━━━━━ Records for this exercise
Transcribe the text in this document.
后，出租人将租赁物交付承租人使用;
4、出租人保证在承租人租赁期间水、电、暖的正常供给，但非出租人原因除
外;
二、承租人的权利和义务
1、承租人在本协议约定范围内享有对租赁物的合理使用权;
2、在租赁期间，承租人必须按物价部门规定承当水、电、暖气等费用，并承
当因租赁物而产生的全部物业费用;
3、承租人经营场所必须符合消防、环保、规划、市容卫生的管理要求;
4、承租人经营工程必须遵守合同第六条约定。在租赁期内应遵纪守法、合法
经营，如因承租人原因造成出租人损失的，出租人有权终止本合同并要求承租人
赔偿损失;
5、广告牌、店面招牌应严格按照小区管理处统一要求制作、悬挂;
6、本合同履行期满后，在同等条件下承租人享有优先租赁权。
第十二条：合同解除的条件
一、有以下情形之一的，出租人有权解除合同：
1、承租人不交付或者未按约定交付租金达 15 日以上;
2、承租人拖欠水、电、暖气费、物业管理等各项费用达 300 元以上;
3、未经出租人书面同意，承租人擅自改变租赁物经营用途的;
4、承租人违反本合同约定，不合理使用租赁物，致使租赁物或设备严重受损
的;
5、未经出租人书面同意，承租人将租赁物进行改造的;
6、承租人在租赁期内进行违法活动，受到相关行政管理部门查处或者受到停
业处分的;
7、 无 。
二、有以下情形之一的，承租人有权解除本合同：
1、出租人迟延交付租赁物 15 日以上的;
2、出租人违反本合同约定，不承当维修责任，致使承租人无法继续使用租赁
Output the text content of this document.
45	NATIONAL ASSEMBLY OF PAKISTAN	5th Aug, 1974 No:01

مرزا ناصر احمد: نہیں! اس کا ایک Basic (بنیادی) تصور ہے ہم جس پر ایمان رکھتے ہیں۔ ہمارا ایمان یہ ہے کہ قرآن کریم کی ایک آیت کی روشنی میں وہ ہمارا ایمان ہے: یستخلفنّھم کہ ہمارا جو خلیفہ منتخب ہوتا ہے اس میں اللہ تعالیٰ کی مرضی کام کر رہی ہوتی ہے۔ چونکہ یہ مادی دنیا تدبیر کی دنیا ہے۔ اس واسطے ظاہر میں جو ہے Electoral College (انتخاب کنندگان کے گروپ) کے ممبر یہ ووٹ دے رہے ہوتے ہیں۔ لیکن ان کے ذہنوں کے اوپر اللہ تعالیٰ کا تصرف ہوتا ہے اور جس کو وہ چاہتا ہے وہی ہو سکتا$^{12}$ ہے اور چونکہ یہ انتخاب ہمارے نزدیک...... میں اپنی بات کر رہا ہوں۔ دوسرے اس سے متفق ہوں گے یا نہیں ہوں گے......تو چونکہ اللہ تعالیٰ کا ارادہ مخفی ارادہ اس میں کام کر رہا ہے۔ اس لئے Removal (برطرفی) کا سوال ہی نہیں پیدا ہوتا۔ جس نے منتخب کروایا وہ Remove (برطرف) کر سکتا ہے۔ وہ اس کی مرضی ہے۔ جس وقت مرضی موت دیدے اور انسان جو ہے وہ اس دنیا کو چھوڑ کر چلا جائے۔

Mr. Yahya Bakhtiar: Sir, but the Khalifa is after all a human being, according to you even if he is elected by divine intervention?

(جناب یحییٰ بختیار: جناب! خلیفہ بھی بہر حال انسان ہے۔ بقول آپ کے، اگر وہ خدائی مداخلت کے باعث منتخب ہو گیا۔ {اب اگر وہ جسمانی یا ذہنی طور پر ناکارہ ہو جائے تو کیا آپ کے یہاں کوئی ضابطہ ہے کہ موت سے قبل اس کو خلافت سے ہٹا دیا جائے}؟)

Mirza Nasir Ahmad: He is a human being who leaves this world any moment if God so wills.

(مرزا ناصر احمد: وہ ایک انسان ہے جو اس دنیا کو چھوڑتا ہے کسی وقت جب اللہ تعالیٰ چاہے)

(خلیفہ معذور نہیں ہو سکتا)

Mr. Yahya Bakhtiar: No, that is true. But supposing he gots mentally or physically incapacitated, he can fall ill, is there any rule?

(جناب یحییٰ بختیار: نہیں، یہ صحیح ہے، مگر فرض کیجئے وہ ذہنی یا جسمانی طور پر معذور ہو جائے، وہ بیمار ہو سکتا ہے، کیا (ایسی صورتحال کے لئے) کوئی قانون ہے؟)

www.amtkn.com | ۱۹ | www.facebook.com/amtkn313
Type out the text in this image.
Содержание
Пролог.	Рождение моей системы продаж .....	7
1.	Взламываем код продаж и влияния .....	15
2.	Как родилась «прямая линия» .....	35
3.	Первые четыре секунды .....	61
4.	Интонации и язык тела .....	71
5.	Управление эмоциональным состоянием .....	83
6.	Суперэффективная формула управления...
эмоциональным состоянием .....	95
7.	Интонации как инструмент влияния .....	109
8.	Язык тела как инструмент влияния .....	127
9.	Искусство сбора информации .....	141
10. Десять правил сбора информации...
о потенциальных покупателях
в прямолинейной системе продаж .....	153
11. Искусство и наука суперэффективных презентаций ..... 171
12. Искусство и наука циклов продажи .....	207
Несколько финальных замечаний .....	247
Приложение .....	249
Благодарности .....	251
━━━━━━━━━━
**Task instructions:** Across the material above, how many lines include the string "Искусство"? Only the number is wanted.

**Result of this exercise:** 3